#### THE INPUT ####

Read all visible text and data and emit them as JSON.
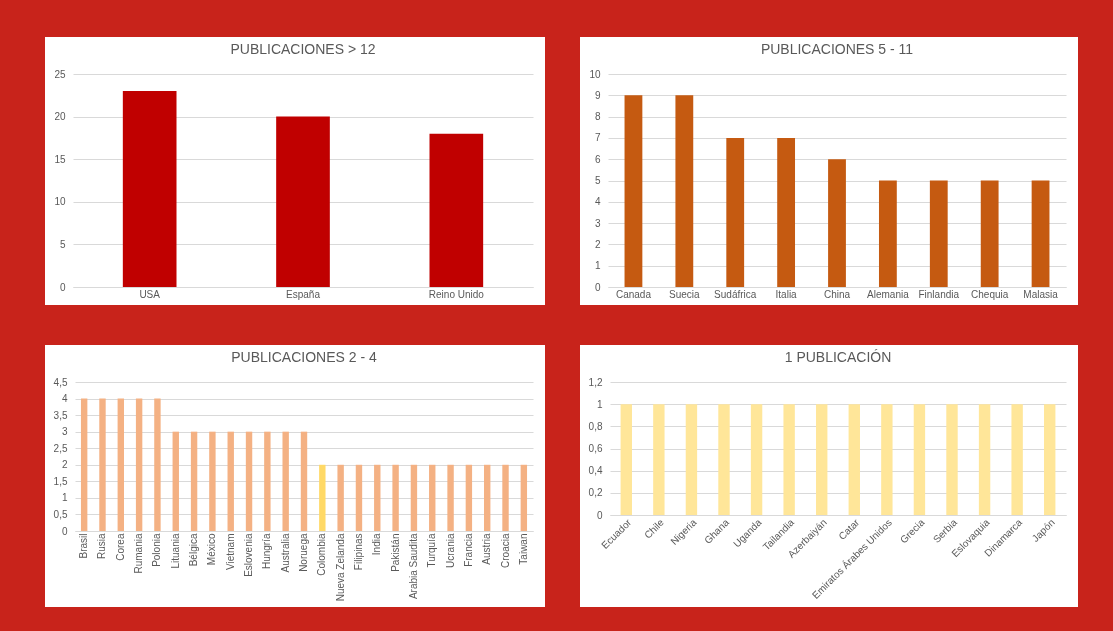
{
  "chart_data": [
    {
      "type": "bar",
      "title": "PUBLICACIONES > 12",
      "categories": [
        "USA",
        "España",
        "Reino Unido"
      ],
      "values": [
        23,
        20,
        18
      ],
      "color": "#c00000",
      "ylim": [
        0,
        25
      ],
      "yticks": [
        0,
        5,
        10,
        15,
        20,
        25
      ],
      "grid": "y"
    },
    {
      "type": "bar",
      "title": "PUBLICACIONES 5 - 11",
      "categories": [
        "Canada",
        "Suecia",
        "Sudáfrica",
        "Italia",
        "China",
        "Alemania",
        "Finlandia",
        "Chequia",
        "Malasia"
      ],
      "values": [
        9,
        9,
        7,
        7,
        6,
        5,
        5,
        5,
        5
      ],
      "color": "#c55a11",
      "ylim": [
        0,
        10
      ],
      "yticks": [
        0,
        1,
        2,
        3,
        4,
        5,
        6,
        7,
        8,
        9,
        10
      ],
      "grid": "y"
    },
    {
      "type": "bar",
      "title": "PUBLICACIONES 2 - 4",
      "categories": [
        "Brasil",
        "Rusia",
        "Corea",
        "Rumania",
        "Polonia",
        "Lituania",
        "Bélgica",
        "México",
        "Vietnam",
        "Eslovenia",
        "Hungría",
        "Australia",
        "Noruega",
        "Colombia",
        "Nueva Zelanda",
        "Filipinas",
        "India",
        "Pakistán",
        "Arabia Saudita",
        "Turquía",
        "Ucrania",
        "Francia",
        "Austria",
        "Croacia",
        "Taiwan"
      ],
      "values": [
        4,
        4,
        4,
        4,
        4,
        3,
        3,
        3,
        3,
        3,
        3,
        3,
        3,
        2,
        2,
        2,
        2,
        2,
        2,
        2,
        2,
        2,
        2,
        2,
        2
      ],
      "colors": [
        "#f4b183",
        "#f4b183",
        "#f4b183",
        "#f4b183",
        "#f4b183",
        "#f4b183",
        "#f4b183",
        "#f4b183",
        "#f4b183",
        "#f4b183",
        "#f4b183",
        "#f4b183",
        "#f4b183",
        "#ffd966",
        "#f4b183",
        "#f4b183",
        "#f4b183",
        "#f4b183",
        "#f4b183",
        "#f4b183",
        "#f4b183",
        "#f4b183",
        "#f4b183",
        "#f4b183",
        "#f4b183"
      ],
      "ylim": [
        0,
        4.5
      ],
      "yticks": [
        0,
        {
          "value": 0.5,
          "label": "0,5"
        },
        1,
        {
          "value": 1.5,
          "label": "1,5"
        },
        2,
        {
          "value": 2.5,
          "label": "2,5"
        },
        3,
        {
          "value": 3.5,
          "label": "3,5"
        },
        4,
        {
          "value": 4.5,
          "label": "4,5"
        }
      ],
      "grid": "y"
    },
    {
      "type": "bar",
      "title": "1 PUBLICACIÓN",
      "categories": [
        "Ecuador",
        "Chile",
        "Nigeria",
        "Ghana",
        "Uganda",
        "Tailandia",
        "Azerbaiyán",
        "Catar",
        "Emiratos Árabes Unidos",
        "Grecia",
        "Serbia",
        "Eslovaquia",
        "Dinamarca",
        "Japón"
      ],
      "values": [
        1,
        1,
        1,
        1,
        1,
        1,
        1,
        1,
        1,
        1,
        1,
        1,
        1,
        1
      ],
      "color": "#ffe699",
      "ylim": [
        0,
        1.2
      ],
      "yticks": [
        0,
        {
          "value": 0.2,
          "label": "0,2"
        },
        {
          "value": 0.4,
          "label": "0,4"
        },
        {
          "value": 0.6,
          "label": "0,6"
        },
        {
          "value": 0.8,
          "label": "0,8"
        },
        1,
        {
          "value": 1.2,
          "label": "1,2"
        }
      ],
      "grid": "y"
    }
  ]
}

####

YOUR GOAL: Read the lines above. Gather those in which the string "PUBLICACIONES" is found.

WRITTEN SOLUTION:
      "title": "PUBLICACIONES > 12",
      "title": "PUBLICACIONES 5 - 11",
      "title": "PUBLICACIONES 2 - 4",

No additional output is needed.